# [Texto citado]
☆ ☆ ☆ ☆ ☆
Y es entonces cuando se instala la venganza y todos quieren ser el primero en apretar el gatillo. No hay sitio ya para los héroes románticos, ni para las citas a la luz de unas velas con un mantel a cuadros para decirse, sin decir nada, que dos almas estarán unidas a pesar de todo. Ni tampoco para las muestras de afecto excesivas con aquellos que se juegan la piel por ti. Eso poco importa. Lo que de verdad importa son los hechos. Si alguien recibe un balazo por ti, merece una compensación. Si alguien cierra la boca para no incriminarte, merece el cielo porque, al fin y al cabo, no hay nada más fácil que la traición y ese tipo, Gu Minda, será capaz de morir con tal de dejar sin pruebas a la policía y sacar de la cárcel a alguien que, una vez, le supo echar una mano de amigo, de confianza, de verdad.

OLDBOY (2003), de Chan-Wook Park

Si queréis escuchar el estupendo debate que sostuvimos en "La gran evasión" sobre "Plácido", de Berlanga, podéis hacerlo aquí.
☆ ☆ ☆ ☆ ☆
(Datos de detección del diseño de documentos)
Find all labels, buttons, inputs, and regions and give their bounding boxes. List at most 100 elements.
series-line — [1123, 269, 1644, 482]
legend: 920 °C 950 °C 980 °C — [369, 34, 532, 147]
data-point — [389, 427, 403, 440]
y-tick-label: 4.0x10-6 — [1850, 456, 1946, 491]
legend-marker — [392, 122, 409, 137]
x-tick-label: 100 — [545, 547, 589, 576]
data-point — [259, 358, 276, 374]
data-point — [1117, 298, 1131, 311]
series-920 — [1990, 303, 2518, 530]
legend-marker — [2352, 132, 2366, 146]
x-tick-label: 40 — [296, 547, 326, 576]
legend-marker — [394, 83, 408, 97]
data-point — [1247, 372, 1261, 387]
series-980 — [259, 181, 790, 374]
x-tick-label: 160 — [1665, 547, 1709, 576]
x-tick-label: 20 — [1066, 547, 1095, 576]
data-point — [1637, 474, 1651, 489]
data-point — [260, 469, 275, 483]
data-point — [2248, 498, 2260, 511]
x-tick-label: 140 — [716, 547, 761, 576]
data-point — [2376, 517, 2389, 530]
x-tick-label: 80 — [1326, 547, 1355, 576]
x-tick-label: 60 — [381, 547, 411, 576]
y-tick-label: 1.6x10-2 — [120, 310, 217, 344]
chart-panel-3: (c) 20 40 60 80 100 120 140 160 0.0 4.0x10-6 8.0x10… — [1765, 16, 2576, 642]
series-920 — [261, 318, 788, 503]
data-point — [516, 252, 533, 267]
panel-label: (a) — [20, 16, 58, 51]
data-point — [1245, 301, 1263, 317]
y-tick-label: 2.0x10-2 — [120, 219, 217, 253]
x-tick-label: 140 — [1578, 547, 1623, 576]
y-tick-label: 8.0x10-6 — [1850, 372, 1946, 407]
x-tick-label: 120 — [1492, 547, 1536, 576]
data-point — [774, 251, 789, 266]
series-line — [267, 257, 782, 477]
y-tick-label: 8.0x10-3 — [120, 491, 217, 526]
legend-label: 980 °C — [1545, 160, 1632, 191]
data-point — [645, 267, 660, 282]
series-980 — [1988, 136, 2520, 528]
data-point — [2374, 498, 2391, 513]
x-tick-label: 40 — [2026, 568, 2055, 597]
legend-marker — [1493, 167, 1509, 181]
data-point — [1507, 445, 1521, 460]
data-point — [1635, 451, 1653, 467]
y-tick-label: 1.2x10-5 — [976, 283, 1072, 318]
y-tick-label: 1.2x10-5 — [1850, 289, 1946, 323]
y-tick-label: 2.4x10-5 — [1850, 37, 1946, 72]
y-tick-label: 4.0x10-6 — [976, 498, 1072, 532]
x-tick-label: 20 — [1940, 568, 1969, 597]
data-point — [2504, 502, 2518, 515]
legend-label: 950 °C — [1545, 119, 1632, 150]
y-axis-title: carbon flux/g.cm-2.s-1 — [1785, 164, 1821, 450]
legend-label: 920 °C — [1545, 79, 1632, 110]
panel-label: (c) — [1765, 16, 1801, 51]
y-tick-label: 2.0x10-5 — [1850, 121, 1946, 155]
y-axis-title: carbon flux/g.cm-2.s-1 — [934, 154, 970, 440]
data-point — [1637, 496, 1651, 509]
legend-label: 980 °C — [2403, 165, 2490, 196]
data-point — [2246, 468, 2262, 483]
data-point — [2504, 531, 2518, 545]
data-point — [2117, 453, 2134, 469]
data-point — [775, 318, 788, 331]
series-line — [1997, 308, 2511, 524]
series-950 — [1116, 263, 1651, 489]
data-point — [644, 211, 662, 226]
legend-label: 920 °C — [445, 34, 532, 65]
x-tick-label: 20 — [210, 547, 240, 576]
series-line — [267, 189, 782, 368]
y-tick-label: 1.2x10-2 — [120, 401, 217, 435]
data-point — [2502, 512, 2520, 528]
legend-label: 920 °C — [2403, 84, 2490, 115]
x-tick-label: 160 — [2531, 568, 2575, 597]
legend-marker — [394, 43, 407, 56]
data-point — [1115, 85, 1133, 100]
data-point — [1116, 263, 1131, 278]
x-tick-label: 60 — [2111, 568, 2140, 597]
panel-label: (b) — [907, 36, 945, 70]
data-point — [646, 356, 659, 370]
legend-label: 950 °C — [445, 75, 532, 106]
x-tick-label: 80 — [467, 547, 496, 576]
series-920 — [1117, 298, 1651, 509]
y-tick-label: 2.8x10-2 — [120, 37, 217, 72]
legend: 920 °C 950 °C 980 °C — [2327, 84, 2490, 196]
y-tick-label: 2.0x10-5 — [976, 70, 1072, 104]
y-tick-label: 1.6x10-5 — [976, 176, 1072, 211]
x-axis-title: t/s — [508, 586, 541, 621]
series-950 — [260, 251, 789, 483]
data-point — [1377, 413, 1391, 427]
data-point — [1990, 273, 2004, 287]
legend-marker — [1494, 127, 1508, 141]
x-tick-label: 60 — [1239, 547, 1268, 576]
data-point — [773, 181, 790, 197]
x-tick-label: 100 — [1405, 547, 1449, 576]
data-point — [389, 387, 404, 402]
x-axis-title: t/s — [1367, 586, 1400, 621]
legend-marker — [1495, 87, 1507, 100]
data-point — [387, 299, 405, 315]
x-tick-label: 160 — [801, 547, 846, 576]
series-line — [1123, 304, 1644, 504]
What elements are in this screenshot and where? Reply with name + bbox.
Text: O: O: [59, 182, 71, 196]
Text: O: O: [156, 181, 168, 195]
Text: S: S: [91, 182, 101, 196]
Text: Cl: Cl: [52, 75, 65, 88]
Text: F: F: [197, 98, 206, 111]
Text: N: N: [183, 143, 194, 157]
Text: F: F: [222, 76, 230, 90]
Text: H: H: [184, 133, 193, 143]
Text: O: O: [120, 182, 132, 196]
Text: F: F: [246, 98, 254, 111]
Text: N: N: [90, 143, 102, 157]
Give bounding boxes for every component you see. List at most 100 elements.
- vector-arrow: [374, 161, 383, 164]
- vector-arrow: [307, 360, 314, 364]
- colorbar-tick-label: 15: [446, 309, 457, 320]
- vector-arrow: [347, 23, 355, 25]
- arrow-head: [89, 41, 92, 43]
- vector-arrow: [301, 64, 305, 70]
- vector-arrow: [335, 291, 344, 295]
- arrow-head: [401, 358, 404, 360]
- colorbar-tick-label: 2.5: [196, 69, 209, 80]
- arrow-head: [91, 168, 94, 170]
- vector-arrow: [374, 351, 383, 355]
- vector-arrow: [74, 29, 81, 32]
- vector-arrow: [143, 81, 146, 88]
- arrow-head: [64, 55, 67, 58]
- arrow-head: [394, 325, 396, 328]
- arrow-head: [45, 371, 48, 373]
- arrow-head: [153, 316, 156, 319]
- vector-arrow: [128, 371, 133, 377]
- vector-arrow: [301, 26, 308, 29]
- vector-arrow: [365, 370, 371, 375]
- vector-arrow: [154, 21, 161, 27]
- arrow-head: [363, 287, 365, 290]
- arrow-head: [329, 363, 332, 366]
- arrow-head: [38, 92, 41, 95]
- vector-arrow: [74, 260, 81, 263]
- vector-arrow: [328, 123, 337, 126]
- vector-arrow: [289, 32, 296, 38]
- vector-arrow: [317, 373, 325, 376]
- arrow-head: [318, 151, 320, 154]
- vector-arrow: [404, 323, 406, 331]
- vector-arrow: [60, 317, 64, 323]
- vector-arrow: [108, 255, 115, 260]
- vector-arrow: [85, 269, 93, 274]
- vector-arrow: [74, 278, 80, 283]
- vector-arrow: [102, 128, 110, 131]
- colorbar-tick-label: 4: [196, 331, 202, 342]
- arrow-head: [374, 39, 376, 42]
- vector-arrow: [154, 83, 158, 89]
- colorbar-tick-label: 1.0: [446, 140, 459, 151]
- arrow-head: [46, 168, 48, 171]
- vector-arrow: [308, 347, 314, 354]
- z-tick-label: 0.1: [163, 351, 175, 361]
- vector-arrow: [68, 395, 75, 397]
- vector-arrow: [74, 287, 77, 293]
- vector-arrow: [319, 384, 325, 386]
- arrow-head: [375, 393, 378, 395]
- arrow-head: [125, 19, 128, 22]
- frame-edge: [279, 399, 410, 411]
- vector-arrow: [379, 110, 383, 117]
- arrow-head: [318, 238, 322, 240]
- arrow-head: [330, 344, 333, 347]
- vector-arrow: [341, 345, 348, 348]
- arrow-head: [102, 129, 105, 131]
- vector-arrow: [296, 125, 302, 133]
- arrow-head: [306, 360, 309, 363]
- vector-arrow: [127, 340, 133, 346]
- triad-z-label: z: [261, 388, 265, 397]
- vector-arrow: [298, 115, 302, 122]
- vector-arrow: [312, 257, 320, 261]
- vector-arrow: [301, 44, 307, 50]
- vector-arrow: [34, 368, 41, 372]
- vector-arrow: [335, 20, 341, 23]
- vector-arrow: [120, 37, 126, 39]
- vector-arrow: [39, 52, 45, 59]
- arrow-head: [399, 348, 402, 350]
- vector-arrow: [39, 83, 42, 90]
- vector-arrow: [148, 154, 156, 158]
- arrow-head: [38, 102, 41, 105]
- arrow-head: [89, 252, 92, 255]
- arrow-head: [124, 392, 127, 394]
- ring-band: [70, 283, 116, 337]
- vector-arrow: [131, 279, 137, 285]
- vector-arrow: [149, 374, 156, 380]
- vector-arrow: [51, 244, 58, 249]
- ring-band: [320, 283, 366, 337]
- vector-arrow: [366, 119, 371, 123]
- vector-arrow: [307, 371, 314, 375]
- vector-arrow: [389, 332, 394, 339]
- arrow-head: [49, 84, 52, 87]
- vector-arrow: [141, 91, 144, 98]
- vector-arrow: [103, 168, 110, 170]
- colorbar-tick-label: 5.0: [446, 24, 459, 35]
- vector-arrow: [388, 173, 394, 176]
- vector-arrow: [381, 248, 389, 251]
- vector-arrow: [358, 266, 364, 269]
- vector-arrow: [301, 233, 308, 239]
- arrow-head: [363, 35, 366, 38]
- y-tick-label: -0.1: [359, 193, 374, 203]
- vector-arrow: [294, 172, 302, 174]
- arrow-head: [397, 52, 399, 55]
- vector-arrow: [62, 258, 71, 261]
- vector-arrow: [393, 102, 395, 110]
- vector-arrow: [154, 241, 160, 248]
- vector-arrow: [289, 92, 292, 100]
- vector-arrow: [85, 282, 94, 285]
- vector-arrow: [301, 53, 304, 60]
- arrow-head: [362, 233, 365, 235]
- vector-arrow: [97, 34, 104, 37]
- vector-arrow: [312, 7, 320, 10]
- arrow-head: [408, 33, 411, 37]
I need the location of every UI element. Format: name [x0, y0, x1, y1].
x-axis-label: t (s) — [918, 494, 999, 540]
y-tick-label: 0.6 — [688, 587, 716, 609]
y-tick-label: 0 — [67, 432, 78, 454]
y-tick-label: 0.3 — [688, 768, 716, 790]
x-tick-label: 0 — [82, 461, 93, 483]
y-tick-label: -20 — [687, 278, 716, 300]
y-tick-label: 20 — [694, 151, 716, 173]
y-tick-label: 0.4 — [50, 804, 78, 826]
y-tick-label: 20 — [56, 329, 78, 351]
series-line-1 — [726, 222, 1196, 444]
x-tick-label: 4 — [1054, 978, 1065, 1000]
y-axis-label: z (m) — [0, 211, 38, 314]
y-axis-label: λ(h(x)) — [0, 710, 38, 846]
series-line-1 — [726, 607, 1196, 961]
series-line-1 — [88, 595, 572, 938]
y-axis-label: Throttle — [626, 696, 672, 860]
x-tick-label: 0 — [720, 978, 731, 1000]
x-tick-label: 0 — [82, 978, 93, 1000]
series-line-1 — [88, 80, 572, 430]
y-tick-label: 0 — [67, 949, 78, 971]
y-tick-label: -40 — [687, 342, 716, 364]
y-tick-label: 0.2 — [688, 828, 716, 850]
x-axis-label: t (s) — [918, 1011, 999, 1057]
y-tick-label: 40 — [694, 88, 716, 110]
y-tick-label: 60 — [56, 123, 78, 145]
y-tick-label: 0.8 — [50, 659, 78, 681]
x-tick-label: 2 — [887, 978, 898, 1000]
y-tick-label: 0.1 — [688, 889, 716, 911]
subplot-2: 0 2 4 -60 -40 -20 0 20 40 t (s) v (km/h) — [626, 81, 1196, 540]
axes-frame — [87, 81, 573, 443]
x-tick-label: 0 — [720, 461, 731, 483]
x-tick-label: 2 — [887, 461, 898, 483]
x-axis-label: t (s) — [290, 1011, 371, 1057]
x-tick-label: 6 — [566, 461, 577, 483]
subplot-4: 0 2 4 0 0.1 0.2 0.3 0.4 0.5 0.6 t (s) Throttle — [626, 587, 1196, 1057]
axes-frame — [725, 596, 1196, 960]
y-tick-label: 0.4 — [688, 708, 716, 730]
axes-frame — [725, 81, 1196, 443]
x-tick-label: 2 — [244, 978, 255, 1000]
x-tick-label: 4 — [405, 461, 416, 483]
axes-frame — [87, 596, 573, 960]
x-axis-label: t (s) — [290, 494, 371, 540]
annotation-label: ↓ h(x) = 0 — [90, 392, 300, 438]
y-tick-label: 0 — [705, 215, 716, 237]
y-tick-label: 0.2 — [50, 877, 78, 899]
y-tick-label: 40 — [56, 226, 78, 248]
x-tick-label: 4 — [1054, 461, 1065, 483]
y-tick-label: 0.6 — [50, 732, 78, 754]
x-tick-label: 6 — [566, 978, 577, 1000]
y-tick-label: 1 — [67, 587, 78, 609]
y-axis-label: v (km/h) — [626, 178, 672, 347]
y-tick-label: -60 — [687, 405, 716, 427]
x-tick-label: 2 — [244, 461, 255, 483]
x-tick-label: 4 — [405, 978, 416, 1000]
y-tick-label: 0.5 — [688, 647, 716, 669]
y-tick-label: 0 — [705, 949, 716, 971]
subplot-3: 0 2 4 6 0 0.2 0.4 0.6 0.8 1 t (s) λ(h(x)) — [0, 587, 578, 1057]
☆ ☆ ☆ ☆ ☆
# [Ejercicios propuestos]
**A.** Según el texto citado, ¿qué será capaz de hacer Gu Minda?
**B.** Resume el texto citado en dos oraciones.
**C.** Convierte en una lista el párrafo del texto citado que empieza por «Y es entonces cuando se instala la venganza», sin perder sus datos principales.

# [Resultados]
**A.** Morir con tal de dejar sin pruebas a la policía y sacar de la cárcel a alguien que una vez le supo echar una mano.

**B.** Cuando se instala la venganza, ya no hay sitio para héroes románticos ni para muestras de afecto excesivas, porque lo que importa son los hechos. Quien recibe un balazo por otro merece una compensación y quien calla para no incriminarlo merece el cielo, y Gu Minda será capaz de morir para dejar sin pruebas a la policía y sacar de la cárcel a quien una vez lo ayudó.

**C.**
- Con la venganza, todos quieren ser el primero en apretar el gatillo.
- Ya no hay sitio para héroes románticos ni para citas a la luz de unas velas.
- Tampoco lo hay para muestras de afecto excesivas con quienes se juegan la piel por uno.
- Lo que de verdad importa son los hechos.
- Quien recibe un balazo por otro merece una compensación.
- Quien cierra la boca para no incriminar a otro merece el cielo, porque no hay nada más fácil que la traición.
- Gu Minda será capaz de morir para dejar sin pruebas a la policía y sacar de la cárcel a alguien que una vez le echó una mano.